From the listing below, select every line where the word "công" appears.
start MATERIAL SUPPLIED
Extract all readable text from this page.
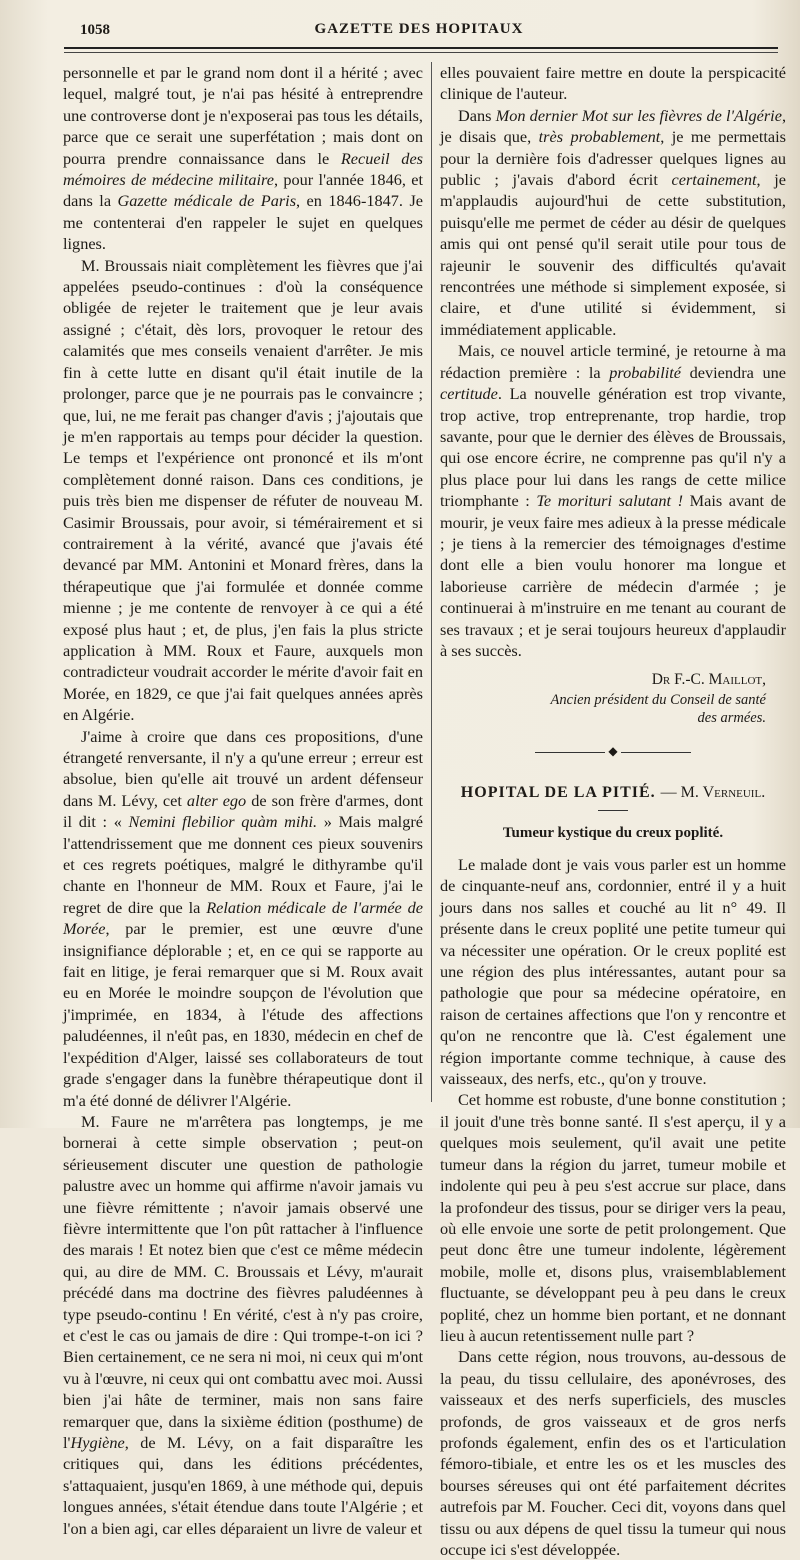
1058	GAZETTE DES HOPITAUX

personnelle et par le grand nom dont il a hérité ; avec lequel, malgré tout, je n'ai pas hésité à entreprendre une controverse dont je n'exposerai pas tous les détails, parce que ce serait une superfétation ; mais dont on pourra prendre connaissance dans le Recueil des mémoires de médecine militaire, pour l'année 1846, et dans la Gazette médicale de Paris, en 1846-1847. Je me contenterai d'en rappeler le sujet en quelques lignes.

M. Broussais niait complètement les fièvres que j'ai appelées pseudo-continues : d'où la conséquence obligée de rejeter le traitement que je leur avais assigné ; c'était, dès lors, provoquer le retour des calamités que mes conseils venaient d'arrêter. Je mis fin à cette lutte en disant qu'il était inutile de la prolonger, parce que je ne pourrais pas le convaincre ; que, lui, ne me ferait pas changer d'avis ; j'ajoutais que je m'en rapportais au temps pour décider la question. Le temps et l'expérience ont prononcé et ils m'ont complètement donné raison. Dans ces conditions, je puis très bien me dispenser de réfuter de nouveau M. Casimir Broussais, pour avoir, si témérairement et si contrairement à la vérité, avancé que j'avais été devancé par MM. Antonini et Monard frères, dans la thérapeutique que j'ai formulée et donnée comme mienne ; je me contente de renvoyer à ce qui a été exposé plus haut ; et, de plus, j'en fais la plus stricte application à MM. Roux et Faure, auxquels mon contradicteur voudrait accorder le mérite d'avoir fait en Morée, en 1829, ce que j'ai fait quelques années après en Algérie.

J'aime à croire que dans ces propositions, d'une étrangeté renversante, il n'y a qu'une erreur ; erreur est absolue, bien qu'elle ait trouvé un ardent défenseur dans M. Lévy, cet alter ego de son frère d'armes, dont il dit : « Nemini flebilior quàm mihi. » Mais malgré l'attendrissement que me donnent ces pieux souvenirs et ces regrets poétiques, malgré le dithyrambe qu'il chante en l'honneur de MM. Roux et Faure, j'ai le regret de dire que la Relation médicale de l'armée de Morée, par le premier, est une œuvre d'une insignifiance déplorable ; et, en ce qui se rapporte au fait en litige, je ferai remarquer que si M. Roux avait eu en Morée le moindre soupçon de l'évolution que j'imprimée, en 1834, à l'étude des affections paludéennes, il n'eût pas, en 1830, médecin en chef de l'expédition d'Alger, laissé ses collaborateurs de tout grade s'engager dans la funèbre thérapeutique dont il m'a été donné de délivrer l'Algérie.

M. Faure ne m'arrêtera pas longtemps, je me bornerai à cette simple observation ; peut-on sérieusement discuter une question de pathologie palustre avec un homme qui affirme n'avoir jamais vu une fièvre rémittente ; n'avoir jamais observé une fièvre intermittente que l'on pût rattacher à l'influence des marais ! Et notez bien que c'est ce même médecin qui, au dire de MM. C. Broussais et Lévy, m'aurait précédé dans ma doctrine des fièvres paludéennes à type pseudo-continu ! En vérité, c'est à n'y pas croire, et c'est le cas ou jamais de dire : Qui trompe-t-on ici ? Bien certainement, ce ne sera ni moi, ni ceux qui m'ont vu à l'œuvre, ni ceux qui ont combattu avec moi. Aussi bien j'ai hâte de terminer, mais non sans faire remarquer que, dans la sixième édition (posthume) de l'Hygiène, de M. Lévy, on a fait disparaître les critiques qui, dans les éditions précédentes, s'attaquaient, jusqu'en 1869, à une méthode qui, depuis longues années, s'était étendue dans toute l'Algérie ; et l'on a bien agi, car elles déparaient un livre de valeur et

elles pouvaient faire mettre en doute la perspicacité clinique de l'auteur.

Dans Mon dernier Mot sur les fièvres de l'Algérie, je disais que, très probablement, je me permettais pour la dernière fois d'adresser quelques lignes au public ; j'avais d'abord écrit certainement, je m'applaudis aujourd'hui de cette substitution, puisqu'elle me permet de céder au désir de quelques amis qui ont pensé qu'il serait utile pour tous de rajeunir le souvenir des difficultés qu'avait rencontrées une méthode si simplement exposée, si claire, et d'une utilité si évidemment, si immédiatement applicable.

Mais, ce nouvel article terminé, je retourne à ma rédaction première : la probabilité deviendra une certitude. La nouvelle génération est trop vivante, trop active, trop entreprenante, trop hardie, trop savante, pour que le dernier des élèves de Broussais, qui ose encore écrire, ne comprenne pas qu'il n'y a plus place pour lui dans les rangs de cette milice triomphante : Te morituri salutant ! Mais avant de mourir, je veux faire mes adieux à la presse médicale ; je tiens à la remercier des témoignages d'estime dont elle a bien voulu honorer ma longue et laborieuse carrière de médecin d'armée ; je continuerai à m'instruire en me tenant au courant de ses travaux ; et je serai toujours heureux d'applaudir à ses succès.

Dr F.-C. Maillot,
Ancien président du Conseil de santé
des armées.
◆
HOPITAL DE LA PITIÉ. — M. Verneuil.
Tumeur kystique du creux poplité.

Le malade dont je vais vous parler est un homme de cinquante-neuf ans, cordonnier, entré il y a huit jours dans nos salles et couché au lit n° 49. Il présente dans le creux poplité une petite tumeur qui va nécessiter une opération. Or le creux poplité est une région des plus intéressantes, autant pour sa pathologie que pour sa médecine opératoire, en raison de certaines affections que l'on y rencontre et qu'on ne rencontre que là. C'est également une région importante comme technique, à cause des vaisseaux, des nerfs, etc., qu'on y trouve.

Cet homme est robuste, d'une bonne constitution ; il jouit d'une très bonne santé. Il s'est aperçu, il y a quelques mois seulement, qu'il avait une petite tumeur dans la région du jarret, tumeur mobile et indolente qui peu à peu s'est accrue sur place, dans la profondeur des tissus, pour se diriger vers la peau, où elle envoie une sorte de petit prolongement. Que peut donc être une tumeur indolente, légèrement mobile, molle et, disons plus, vraisemblablement fluctuante, se développant peu à peu dans le creux poplité, chez un homme bien portant, et ne donnant lieu à aucun retentissement nulle part ?

Dans cette région, nous trouvons, au-dessous de la peau, du tissu cellulaire, des aponévroses, des vaisseaux et des nerfs superficiels, des muscles profonds, de gros vaisseaux et de gros nerfs profonds également, enfin des os et l'articulation fémoro-tibiale, et entre les os et les muscles des bourses séreuses qui ont été parfaitement décrites autrefois par M. Foucher. Ceci dit, voyons dans quel tissu ou aux dépens de quel tissu la tumeur qui nous occupe ici s'est développée.
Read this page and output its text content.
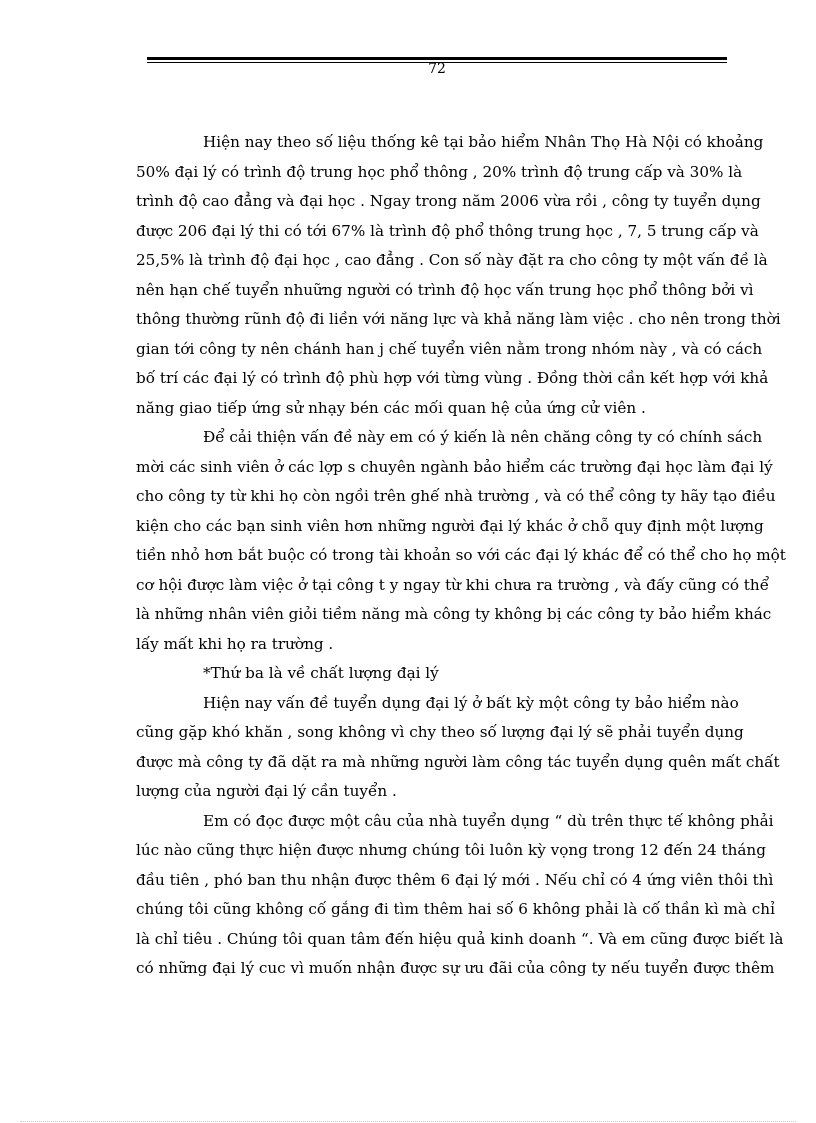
72
Hiện nay theo số liệu thống kê tại bảo hiểm Nhân Thọ Hà Nội có khoảng
50% đại lý có trình độ trung học phổ thông , 20% trình độ trung cấp và 30% là
trình độ cao đẳng và đại học . Ngay trong năm 2006 vừa rồi , công ty tuyển dụng
được 206 đại lý thi có tới 67% là trình độ phổ thông trung học , 7, 5 trung cấp và
25,5% là trình độ đại học , cao đẳng . Con số này đặt ra cho công ty một vấn đề là
nên hạn chế tuyển nhuững người có trình độ học vấn trung học phổ thông bởi vì
thông thường rũnh độ đi liền với năng lực và khả năng làm việc . cho nên trong thời
gian tới công ty nên chánh han j chế tuyển viên nằm trong nhóm này , và có cách
bố trí các đại lý có trình độ phù hợp với từng vùng . Đồng thời cần kết hợp với khả
năng giao tiếp ứng sử nhạy bén các mối quan hệ của ứng cử viên .
Để cải thiện vấn đề này em có ý kiến là nên chăng công ty có chính sách
mời các sinh viên ở các lợp s chuyên ngành bảo hiểm các trường đại học làm đại lý
cho công ty từ khi họ còn ngồi trên ghế nhà trường , và có thể công ty hãy tạo điều
kiện cho các bạn sinh viên hơn những người đại lý khác ở chỗ quy định một lượng
tiền nhỏ hơn bắt buộc có trong tài khoản so với các đại lý khác để có thể cho họ một
cơ hội được làm việc ở tại công t y ngay từ khi chưa ra trường , và đấy cũng có thể
là những nhân viên giỏi tiềm năng mà công ty không bị các công ty bảo hiểm khác
lấy mất khi họ ra trường .
*Thứ ba là về chất lượng đại lý
Hiện nay vấn đề tuyển dụng đại lý ở bất kỳ một công ty bảo hiểm nào
cũng gặp khó khăn , song không vì chy theo số lượng đại lý sẽ phải tuyển dụng
được mà công ty đã dặt ra mà những người làm công tác tuyển dụng quên mất chất
lượng của người đại lý cần tuyển .
Em có đọc được một câu của nhà tuyển dụng “ dù trên thực tế không phải
lúc nào cũng thực hiện được nhưng chúng tôi luôn kỳ vọng trong 12 đến 24 tháng
đầu tiên , phó ban thu nhận được thêm 6 đại lý mới . Nếu chỉ có 4 ứng viên thôi thì
chúng tôi cũng không cố gắng đi tìm thêm hai số 6 không phải là cố thần kì mà chỉ
là chỉ tiêu . Chúng tôi quan tâm đến hiệu quả kinh doanh “. Và em cũng được biết là
có những đại lý cuc vì muốn nhận được sự ưu đãi của công ty nếu tuyển được thêm
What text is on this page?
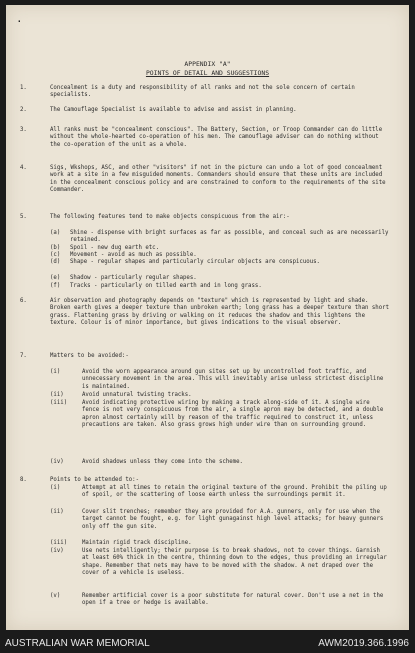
·
APPENDIX "A"
POINTS OF DETAIL AND SUGGESTIONS
1.	Concealment is a duty and responsibility of all ranks and not the sole concern of certain specialists.
2.	The Camouflage Specialist is available to advise and assist in planning.
3.	All ranks must be "concealment conscious". The Battery, Section, or Troop Commander can do little without the whole-hearted co-operation of his men. The camouflage adviser can do nothing without the co-operation of the unit as a whole.
4.	Sigs, Wkshops, ASC, and other "visitors" if not in the picture can undo a lot of good concealment work at a site in a few misguided moments. Commanders should ensure that these units are included in the concealment conscious policy and are constrained to conform to the requirements of the site Commander.
5.	The following features tend to make objects conspicuous from the air:-
(a) Shine - dispense with bright surfaces as far as possible, and conceal such as are necessarily retained.
(b) Spoil - new dug earth etc.
(c) Movement - avoid as much as possible.
(d) Shape - regular shapes and particularly circular objects are conspicuous.
(e) Shadow - particularly regular shapes.
(f) Tracks - particularly on tilled earth and in long grass.
6.	Air observation and photography depends on "texture" which is represented by light and shade. Broken earth gives a deeper texture than unbroken earth; long grass has a deeper texture than short grass. Flattening grass by driving or walking on it reduces the shadow and this lightens the texture. Colour is of minor importance, but gives indications to the visual observer.
7.	Matters to be avoided:-
(i)	Avoid the worn appearance around gun sites set up by uncontrolled foot traffic, and unnecessary movement in the area. This will inevitably arise unless strictest discipline is maintained.
(ii)	Avoid unnatural twisting tracks.
(iii)	Avoid indicating protective wiring by making a track along-side of it. A single wire fence is not very conspicuous from the air, a single apron may be detected, and a double apron almost certainly will by reason of the traffic required to construct it, unless precautions are taken. Also grass grows high under wire than on surrounding ground.
(iv)	Avoid shadows unless they come into the scheme.
8.	Points to be attended to:-
(i)	Attempt at all times to retain the original texture of the ground. Prohibit the piling up of spoil, or the scattering of loose earth unless the surroundings permit it.
(ii)	Cover slit trenches; remember they are provided for A.A. gunners, only for use when the target cannot be fought, e.g. for light gunagainst high level attacks; for heavy gunners only off the gun site.
(iii)	Maintain rigid track discipline.
(iv)	Use nets intelligently; their purpose is to break shadows, not to cover things. Garnish at least 60% thick in the centre, thinning down to the edges, thus providing an irregular shape. Remember that nets may have to be moved with the shadow. A net draped over the cover of a vehicle is useless.
(v)	Remember artificial cover is a poor substitute for natural cover. Don't use a net in the open if a tree or hedge is available.
AUSTRALIAN WAR MEMORIAL	AWM2019.366.1996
end MATERIAL SUPPLIED
* RESULT OF THIS EXERCISE:
trình độ cao đẳng và đại học . Ngay trong năm 2006 vừa rồi , công ty tuyển dụng
25,5% là trình độ đại học , cao đẳng . Con số này đặt ra cho công ty một vấn đề là
gian tới công ty nên chánh han j chế tuyển viên nằm trong nhóm này , và có cách
Để cải thiện vấn đề này em có ý kiến là nên chăng công ty có chính sách
cho công ty từ khi họ còn ngồi trên ghế nhà trường , và có thể công ty hãy tạo điều
cơ hội được làm việc ở tại công t y ngay từ khi chưa ra trường , và đấy cũng có thể
là những nhân viên giỏi tiềm năng mà công ty không bị các công ty bảo hiểm khác
Hiện nay vấn đề tuyển dụng đại lý ở bất kỳ một công ty bảo hiểm nào
được mà công ty đã dặt ra mà những người làm công tác tuyển dụng quên mất chất
có những đại lý cuc vì muốn nhận được sự ưu đãi của công ty nếu tuyển được thêm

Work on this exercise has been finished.